■ AIM ■
Your task is to locate every line holding the string "JSON" and to copy each of them.

──────── LISTED ENTRIES ────────

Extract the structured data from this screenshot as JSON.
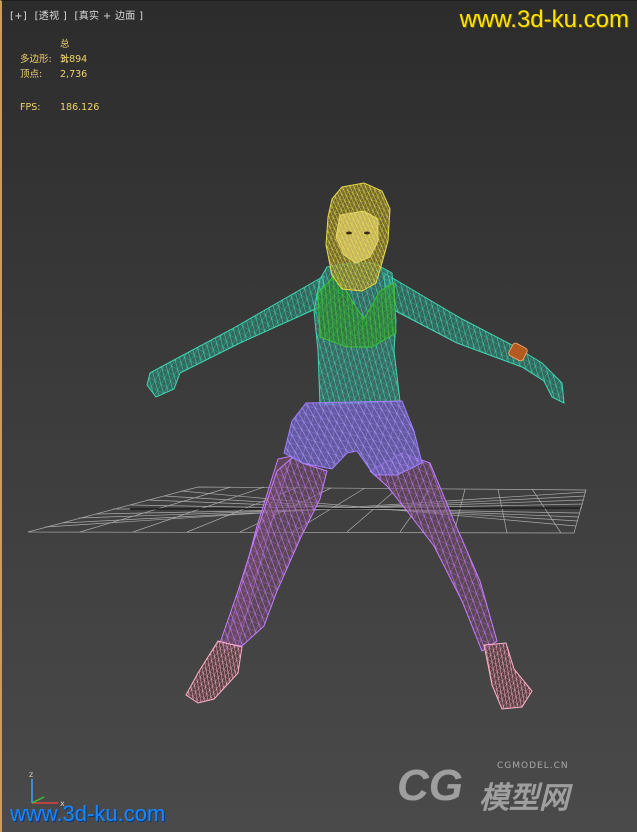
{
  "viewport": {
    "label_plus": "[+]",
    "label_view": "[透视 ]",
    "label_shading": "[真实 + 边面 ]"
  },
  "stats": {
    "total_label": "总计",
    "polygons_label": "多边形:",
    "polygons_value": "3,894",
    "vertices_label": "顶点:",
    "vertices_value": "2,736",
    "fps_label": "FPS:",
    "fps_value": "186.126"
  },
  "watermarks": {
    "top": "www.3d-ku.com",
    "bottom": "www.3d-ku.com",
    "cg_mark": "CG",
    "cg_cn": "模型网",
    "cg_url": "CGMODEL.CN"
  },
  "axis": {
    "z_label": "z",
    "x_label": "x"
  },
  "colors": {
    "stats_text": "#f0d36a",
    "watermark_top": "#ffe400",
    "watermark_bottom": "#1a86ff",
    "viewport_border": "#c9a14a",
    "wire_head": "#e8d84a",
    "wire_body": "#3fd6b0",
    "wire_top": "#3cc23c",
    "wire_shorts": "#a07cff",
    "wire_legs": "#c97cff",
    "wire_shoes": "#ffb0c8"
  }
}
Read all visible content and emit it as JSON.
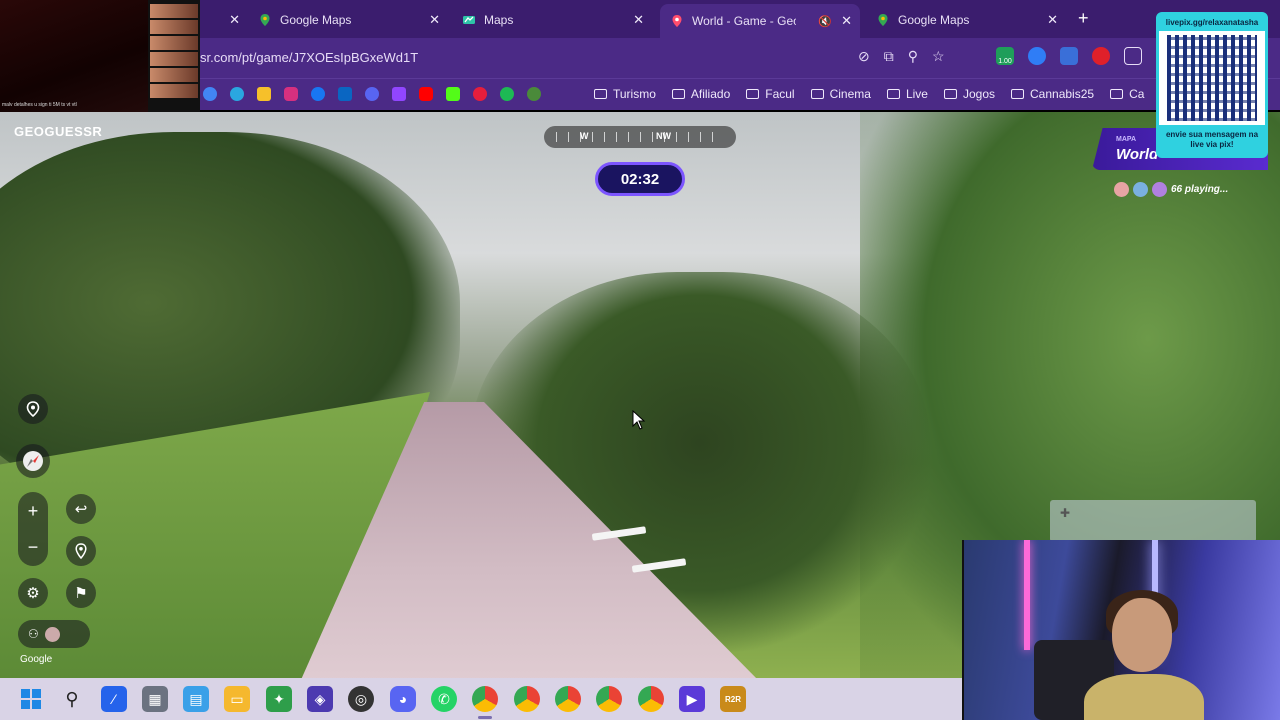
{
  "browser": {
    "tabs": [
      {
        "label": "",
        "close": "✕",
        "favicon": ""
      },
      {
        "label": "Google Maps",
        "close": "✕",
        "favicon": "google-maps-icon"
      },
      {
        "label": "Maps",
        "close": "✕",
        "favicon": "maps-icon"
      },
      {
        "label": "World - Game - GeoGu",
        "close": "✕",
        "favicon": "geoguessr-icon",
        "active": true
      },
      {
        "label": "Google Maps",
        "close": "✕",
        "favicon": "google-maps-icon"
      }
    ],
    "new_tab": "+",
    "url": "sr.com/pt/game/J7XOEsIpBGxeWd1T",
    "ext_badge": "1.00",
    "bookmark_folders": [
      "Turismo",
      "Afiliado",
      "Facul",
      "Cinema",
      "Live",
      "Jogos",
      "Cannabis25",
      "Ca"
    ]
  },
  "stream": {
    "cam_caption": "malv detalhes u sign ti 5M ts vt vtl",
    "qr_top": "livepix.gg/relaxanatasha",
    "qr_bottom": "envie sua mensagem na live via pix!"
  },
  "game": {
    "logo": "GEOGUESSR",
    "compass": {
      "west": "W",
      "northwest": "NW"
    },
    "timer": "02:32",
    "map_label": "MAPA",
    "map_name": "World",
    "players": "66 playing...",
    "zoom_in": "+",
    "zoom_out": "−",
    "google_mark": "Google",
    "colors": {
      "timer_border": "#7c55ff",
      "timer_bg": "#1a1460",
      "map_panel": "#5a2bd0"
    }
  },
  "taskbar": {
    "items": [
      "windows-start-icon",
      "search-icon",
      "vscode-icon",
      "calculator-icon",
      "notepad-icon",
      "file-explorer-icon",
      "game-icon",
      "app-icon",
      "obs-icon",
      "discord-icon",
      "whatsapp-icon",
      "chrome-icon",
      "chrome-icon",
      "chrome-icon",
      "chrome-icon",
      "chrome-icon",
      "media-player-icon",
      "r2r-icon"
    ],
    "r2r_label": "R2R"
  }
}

────────

■ ANSWER IN FULL ■
Extract the structured data from this screenshot as JSON.
Read all visible content and emit it as JSON.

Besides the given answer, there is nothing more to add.